(Figure record listings)
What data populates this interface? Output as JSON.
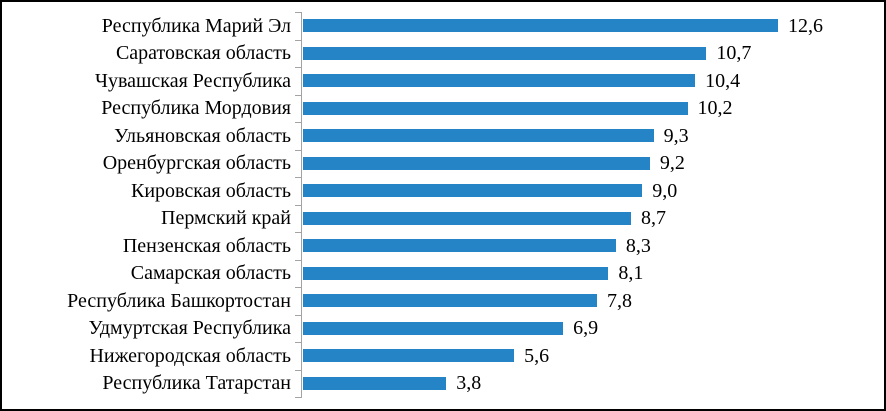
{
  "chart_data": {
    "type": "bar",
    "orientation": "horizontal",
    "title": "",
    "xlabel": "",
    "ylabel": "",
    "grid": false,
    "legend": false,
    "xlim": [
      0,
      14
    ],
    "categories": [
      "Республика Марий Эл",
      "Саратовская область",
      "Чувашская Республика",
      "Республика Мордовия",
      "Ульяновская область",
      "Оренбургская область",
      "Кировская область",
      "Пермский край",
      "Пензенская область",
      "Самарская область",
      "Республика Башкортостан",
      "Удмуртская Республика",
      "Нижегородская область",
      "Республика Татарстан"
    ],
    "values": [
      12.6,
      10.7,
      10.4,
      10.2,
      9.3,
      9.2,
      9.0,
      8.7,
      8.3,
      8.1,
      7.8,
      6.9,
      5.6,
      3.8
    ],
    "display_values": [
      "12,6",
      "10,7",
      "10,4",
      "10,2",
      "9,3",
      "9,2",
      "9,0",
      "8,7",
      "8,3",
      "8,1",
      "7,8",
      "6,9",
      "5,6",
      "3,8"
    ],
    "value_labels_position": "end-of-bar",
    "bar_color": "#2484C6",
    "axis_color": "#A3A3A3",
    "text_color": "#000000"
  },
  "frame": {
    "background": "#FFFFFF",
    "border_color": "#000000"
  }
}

* * *

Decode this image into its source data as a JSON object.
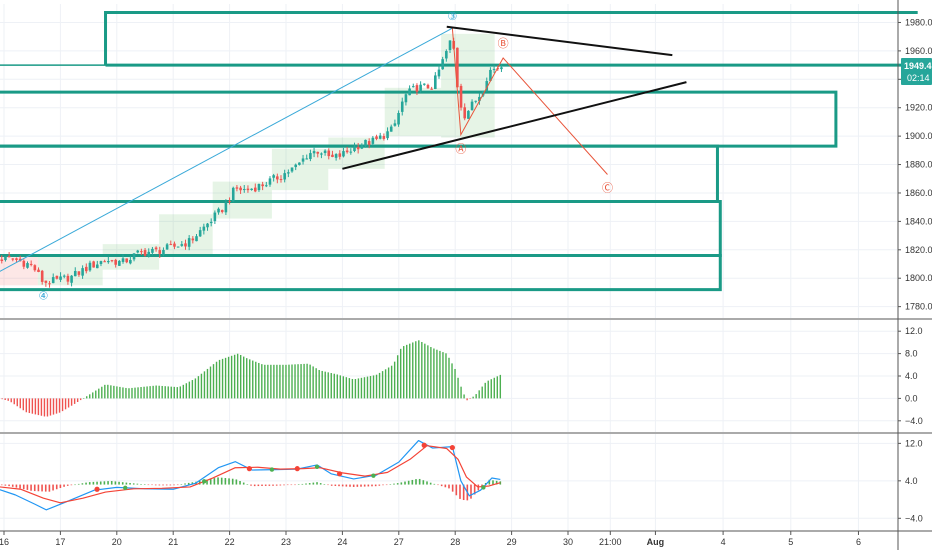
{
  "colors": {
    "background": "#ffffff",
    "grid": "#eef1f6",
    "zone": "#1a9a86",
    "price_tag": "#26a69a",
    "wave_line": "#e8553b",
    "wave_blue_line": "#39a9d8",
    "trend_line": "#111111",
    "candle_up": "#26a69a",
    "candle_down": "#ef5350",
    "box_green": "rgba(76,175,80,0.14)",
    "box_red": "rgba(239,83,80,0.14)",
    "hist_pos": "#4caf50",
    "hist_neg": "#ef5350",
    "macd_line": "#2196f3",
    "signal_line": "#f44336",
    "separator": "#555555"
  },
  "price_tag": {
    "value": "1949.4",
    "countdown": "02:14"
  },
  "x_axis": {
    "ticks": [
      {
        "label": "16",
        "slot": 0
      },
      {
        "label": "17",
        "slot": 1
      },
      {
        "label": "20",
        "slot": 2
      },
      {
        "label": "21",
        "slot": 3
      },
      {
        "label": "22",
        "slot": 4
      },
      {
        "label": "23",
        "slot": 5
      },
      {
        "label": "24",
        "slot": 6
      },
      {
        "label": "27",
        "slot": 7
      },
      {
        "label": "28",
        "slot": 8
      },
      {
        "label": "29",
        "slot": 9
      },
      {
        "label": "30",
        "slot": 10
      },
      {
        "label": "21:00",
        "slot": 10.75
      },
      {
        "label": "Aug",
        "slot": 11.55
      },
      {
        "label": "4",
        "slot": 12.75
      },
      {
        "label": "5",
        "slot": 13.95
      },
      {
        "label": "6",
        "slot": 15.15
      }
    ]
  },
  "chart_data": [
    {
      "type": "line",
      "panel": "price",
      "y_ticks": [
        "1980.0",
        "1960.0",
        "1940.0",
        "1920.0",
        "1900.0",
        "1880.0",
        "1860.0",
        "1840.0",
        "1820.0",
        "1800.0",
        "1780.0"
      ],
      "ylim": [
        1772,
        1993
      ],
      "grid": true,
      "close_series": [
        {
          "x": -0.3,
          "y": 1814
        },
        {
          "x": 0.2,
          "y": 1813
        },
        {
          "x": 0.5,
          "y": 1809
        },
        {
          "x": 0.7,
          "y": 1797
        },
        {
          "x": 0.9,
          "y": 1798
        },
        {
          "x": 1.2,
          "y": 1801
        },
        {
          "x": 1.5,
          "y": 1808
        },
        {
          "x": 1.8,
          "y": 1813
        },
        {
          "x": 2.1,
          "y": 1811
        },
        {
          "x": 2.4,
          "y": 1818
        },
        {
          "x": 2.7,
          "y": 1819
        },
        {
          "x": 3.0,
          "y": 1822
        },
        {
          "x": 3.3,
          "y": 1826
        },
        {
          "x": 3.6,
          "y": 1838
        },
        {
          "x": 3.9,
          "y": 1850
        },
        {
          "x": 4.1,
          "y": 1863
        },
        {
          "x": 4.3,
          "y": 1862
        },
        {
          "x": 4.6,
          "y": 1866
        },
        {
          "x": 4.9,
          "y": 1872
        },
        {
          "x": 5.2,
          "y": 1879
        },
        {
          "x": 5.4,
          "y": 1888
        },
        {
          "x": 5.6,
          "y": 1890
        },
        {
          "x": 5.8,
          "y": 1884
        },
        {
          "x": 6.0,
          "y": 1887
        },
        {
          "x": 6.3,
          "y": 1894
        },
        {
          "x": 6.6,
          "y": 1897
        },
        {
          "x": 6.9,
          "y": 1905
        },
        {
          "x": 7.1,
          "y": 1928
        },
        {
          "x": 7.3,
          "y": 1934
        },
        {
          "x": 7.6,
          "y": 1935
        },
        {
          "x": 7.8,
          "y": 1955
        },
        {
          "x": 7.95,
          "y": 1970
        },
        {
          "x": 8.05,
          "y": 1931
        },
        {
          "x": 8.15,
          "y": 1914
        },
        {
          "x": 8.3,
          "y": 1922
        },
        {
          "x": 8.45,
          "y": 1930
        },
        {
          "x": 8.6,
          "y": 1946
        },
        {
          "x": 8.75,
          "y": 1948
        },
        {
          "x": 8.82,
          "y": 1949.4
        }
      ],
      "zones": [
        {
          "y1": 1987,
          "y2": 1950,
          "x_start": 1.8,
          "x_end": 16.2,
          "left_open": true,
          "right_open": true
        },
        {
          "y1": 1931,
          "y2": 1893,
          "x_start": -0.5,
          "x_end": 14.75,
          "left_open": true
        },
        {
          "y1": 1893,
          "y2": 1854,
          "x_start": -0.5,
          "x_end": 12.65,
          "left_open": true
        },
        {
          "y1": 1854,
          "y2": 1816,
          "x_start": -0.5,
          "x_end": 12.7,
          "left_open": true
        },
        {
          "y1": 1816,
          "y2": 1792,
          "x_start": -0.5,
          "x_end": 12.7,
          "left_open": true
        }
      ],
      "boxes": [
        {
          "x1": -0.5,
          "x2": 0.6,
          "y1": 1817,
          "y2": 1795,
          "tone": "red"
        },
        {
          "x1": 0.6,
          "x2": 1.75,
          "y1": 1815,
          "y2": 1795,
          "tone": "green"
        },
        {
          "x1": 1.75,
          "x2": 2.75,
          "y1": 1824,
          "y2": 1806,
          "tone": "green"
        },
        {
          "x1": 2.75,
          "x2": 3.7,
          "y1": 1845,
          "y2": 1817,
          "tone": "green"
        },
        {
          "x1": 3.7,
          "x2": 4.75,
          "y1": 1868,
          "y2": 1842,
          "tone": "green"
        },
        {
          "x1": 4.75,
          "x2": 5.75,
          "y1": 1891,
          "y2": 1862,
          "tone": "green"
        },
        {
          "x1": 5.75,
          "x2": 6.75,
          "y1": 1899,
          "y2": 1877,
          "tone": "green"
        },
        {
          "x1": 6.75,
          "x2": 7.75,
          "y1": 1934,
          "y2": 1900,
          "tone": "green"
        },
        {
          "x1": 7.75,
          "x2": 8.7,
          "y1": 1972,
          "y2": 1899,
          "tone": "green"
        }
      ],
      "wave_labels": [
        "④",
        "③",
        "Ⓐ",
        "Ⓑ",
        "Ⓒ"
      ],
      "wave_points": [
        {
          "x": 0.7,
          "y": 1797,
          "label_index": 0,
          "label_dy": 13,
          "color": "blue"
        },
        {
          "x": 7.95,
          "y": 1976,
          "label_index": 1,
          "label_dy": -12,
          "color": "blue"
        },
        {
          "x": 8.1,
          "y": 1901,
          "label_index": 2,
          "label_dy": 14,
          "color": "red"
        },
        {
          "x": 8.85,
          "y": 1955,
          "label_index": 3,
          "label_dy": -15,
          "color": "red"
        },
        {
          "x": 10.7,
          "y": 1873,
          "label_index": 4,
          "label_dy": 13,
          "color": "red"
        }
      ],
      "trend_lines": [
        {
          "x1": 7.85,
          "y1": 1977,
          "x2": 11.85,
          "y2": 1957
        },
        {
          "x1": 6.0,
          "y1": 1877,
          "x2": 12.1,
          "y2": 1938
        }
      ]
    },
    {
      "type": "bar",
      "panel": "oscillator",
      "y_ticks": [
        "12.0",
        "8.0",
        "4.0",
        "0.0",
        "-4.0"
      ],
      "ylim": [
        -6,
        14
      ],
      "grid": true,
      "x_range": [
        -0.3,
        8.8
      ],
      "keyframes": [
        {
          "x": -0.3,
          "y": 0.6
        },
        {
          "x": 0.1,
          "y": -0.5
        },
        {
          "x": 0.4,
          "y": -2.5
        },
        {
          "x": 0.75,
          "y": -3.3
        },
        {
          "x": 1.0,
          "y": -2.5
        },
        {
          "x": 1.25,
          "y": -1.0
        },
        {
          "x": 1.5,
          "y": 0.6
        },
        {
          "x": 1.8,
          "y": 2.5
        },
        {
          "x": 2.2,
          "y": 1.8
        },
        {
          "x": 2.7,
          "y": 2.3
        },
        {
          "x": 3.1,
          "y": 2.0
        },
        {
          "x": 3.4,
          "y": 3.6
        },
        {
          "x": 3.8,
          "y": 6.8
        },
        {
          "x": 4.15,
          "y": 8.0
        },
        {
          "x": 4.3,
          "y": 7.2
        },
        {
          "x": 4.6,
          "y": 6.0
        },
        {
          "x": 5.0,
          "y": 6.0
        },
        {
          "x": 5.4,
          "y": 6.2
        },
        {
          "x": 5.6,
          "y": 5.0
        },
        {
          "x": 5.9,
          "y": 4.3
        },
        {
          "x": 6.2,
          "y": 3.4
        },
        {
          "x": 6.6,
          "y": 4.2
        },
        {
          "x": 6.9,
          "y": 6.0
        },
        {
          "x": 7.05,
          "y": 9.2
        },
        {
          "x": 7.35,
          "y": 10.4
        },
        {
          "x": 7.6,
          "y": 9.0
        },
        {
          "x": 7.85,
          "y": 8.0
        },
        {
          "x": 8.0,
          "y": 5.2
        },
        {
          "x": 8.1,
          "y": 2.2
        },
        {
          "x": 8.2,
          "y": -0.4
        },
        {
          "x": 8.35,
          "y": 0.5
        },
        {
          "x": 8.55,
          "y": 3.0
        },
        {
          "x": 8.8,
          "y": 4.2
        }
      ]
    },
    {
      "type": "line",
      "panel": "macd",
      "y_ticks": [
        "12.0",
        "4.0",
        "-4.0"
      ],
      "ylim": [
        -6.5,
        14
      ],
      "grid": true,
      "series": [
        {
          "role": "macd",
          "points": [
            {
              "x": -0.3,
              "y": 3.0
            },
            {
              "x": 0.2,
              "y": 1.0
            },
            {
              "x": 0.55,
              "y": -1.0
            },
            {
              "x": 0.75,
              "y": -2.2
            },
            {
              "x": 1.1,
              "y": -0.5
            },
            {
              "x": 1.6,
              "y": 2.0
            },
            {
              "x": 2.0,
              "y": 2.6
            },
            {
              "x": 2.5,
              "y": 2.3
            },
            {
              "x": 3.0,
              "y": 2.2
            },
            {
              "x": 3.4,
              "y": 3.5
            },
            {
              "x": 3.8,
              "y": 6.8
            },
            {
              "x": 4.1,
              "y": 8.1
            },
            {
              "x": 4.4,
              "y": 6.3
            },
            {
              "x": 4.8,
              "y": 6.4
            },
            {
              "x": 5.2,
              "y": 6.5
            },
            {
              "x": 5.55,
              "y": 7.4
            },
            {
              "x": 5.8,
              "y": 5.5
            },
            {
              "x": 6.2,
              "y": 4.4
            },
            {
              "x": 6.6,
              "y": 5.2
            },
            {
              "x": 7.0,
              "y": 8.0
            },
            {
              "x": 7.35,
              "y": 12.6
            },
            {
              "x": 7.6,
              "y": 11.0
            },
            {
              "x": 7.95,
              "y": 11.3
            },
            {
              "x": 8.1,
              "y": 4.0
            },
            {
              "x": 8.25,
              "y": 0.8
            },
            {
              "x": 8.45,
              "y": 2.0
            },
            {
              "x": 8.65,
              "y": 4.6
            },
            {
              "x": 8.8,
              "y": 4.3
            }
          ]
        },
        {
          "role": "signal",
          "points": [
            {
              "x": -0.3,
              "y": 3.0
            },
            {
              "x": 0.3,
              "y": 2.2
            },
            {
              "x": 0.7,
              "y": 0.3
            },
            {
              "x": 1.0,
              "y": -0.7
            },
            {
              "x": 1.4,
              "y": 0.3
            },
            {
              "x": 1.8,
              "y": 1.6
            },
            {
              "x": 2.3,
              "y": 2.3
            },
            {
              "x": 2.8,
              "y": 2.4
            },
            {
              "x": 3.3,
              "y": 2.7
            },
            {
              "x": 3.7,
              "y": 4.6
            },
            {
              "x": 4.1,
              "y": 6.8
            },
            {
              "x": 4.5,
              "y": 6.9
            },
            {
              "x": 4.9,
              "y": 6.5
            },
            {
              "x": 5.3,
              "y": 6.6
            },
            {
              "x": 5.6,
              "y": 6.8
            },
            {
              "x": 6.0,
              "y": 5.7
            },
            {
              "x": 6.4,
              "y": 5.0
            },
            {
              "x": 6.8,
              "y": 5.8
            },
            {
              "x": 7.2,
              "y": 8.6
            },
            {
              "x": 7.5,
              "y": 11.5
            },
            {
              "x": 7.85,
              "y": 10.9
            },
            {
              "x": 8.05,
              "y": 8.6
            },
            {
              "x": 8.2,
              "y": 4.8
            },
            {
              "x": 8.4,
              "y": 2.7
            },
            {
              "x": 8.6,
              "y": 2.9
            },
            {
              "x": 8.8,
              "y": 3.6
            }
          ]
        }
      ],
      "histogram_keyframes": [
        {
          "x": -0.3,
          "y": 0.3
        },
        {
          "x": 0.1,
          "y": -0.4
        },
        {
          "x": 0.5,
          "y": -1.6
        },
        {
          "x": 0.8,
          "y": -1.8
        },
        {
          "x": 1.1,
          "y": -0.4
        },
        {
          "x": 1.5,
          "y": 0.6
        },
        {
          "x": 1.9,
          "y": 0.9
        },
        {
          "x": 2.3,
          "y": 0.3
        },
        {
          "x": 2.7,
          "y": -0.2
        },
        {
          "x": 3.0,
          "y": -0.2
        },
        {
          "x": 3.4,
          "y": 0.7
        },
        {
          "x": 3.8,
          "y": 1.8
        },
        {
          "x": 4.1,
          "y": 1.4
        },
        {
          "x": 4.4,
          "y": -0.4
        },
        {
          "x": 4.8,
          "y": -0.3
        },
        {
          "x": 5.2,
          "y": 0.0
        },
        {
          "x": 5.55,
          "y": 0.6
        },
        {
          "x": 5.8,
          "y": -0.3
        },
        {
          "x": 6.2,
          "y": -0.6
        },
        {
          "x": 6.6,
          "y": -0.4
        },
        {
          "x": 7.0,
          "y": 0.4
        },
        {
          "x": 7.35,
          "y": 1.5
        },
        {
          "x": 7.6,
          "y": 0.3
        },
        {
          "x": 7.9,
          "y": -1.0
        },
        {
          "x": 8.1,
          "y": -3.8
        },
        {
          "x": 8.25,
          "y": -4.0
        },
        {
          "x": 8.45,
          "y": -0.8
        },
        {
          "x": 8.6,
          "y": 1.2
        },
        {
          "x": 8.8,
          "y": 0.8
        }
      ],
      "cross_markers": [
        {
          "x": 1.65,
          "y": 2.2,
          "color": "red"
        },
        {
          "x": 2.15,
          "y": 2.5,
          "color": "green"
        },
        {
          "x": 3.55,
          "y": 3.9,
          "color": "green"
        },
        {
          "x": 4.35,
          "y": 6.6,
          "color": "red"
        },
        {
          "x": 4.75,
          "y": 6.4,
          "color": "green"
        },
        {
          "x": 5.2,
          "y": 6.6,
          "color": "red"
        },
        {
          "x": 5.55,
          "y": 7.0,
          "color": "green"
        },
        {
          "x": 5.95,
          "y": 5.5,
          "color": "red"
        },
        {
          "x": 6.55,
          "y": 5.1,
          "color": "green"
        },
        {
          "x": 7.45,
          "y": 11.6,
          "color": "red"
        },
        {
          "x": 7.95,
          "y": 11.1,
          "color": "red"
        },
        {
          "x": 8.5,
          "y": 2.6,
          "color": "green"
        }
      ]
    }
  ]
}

_Exercise description_
Within the listing above, find every line containing the string "Республика" and return it.

_Written answer_
      "Республика Марий Эл",
      "Чувашская Республика",
      "Республика Мордовия",
      "Республика Башкортостан",
      "Удмуртская Республика",
      "Республика Татарстан"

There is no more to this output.